Reproduce the material in full, unchanged.

## Data shown
---------------

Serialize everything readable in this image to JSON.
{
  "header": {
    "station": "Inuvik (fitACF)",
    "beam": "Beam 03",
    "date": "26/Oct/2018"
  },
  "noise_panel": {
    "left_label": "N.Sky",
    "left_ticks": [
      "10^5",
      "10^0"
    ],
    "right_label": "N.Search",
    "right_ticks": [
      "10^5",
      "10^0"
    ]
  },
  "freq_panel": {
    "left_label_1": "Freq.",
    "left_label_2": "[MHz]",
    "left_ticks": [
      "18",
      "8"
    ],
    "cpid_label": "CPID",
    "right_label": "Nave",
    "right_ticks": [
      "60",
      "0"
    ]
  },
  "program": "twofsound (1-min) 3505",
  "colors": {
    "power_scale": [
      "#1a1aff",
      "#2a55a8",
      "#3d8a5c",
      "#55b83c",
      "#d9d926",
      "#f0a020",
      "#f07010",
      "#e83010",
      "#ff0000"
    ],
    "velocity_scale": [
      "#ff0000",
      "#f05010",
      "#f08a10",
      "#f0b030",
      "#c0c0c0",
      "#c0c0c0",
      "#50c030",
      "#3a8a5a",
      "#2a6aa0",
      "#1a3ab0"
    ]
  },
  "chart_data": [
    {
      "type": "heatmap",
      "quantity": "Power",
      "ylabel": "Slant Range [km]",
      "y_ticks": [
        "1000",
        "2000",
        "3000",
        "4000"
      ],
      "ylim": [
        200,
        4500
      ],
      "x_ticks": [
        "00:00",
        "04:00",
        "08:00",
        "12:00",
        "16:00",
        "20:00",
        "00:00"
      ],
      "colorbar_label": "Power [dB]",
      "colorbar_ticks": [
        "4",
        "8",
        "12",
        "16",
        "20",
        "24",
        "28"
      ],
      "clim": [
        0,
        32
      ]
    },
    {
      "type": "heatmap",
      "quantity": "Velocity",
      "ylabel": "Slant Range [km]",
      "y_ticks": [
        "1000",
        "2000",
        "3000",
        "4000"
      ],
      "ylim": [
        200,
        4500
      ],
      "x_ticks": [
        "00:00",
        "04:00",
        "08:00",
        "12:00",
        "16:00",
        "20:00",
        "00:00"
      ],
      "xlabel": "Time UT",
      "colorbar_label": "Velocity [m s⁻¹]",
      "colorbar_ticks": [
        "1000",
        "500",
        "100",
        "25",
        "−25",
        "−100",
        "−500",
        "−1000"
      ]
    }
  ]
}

---------------

## Full response
Serialize everything readable in this image to JSON.
{
  "header": {
    "station": "Inuvik (fitACF)",
    "beam": "Beam 03",
    "date": "26/Oct/2018"
  },
  "noise_panel": {
    "left_label": "N.Sky",
    "left_ticks": [
      "10^5",
      "10^0"
    ],
    "right_label": "N.Search",
    "right_ticks": [
      "10^5",
      "10^0"
    ]
  },
  "freq_panel": {
    "left_label_1": "Freq.",
    "left_label_2": "[MHz]",
    "left_ticks": [
      "18",
      "8"
    ],
    "cpid_label": "CPID",
    "right_label": "Nave",
    "right_ticks": [
      "60",
      "0"
    ]
  },
  "program": "twofsound (1-min) 3505",
  "colors": {
    "power_scale": [
      "#1a1aff",
      "#2a55a8",
      "#3d8a5c",
      "#55b83c",
      "#d9d926",
      "#f0a020",
      "#f07010",
      "#e83010",
      "#ff0000"
    ],
    "velocity_scale": [
      "#ff0000",
      "#f05010",
      "#f08a10",
      "#f0b030",
      "#c0c0c0",
      "#c0c0c0",
      "#50c030",
      "#3a8a5a",
      "#2a6aa0",
      "#1a3ab0"
    ]
  },
  "chart_data": [
    {
      "type": "heatmap",
      "quantity": "Power",
      "ylabel": "Slant Range [km]",
      "y_ticks": [
        "1000",
        "2000",
        "3000",
        "4000"
      ],
      "ylim": [
        200,
        4500
      ],
      "x_ticks": [
        "00:00",
        "04:00",
        "08:00",
        "12:00",
        "16:00",
        "20:00",
        "00:00"
      ],
      "colorbar_label": "Power [dB]",
      "colorbar_ticks": [
        "4",
        "8",
        "12",
        "16",
        "20",
        "24",
        "28"
      ],
      "clim": [
        0,
        32
      ]
    },
    {
      "type": "heatmap",
      "quantity": "Velocity",
      "ylabel": "Slant Range [km]",
      "y_ticks": [
        "1000",
        "2000",
        "3000",
        "4000"
      ],
      "ylim": [
        200,
        4500
      ],
      "x_ticks": [
        "00:00",
        "04:00",
        "08:00",
        "12:00",
        "16:00",
        "20:00",
        "00:00"
      ],
      "xlabel": "Time UT",
      "colorbar_label": "Velocity [m s⁻¹]",
      "colorbar_ticks": [
        "1000",
        "500",
        "100",
        "25",
        "−25",
        "−100",
        "−500",
        "−1000"
      ]
    }
  ]
}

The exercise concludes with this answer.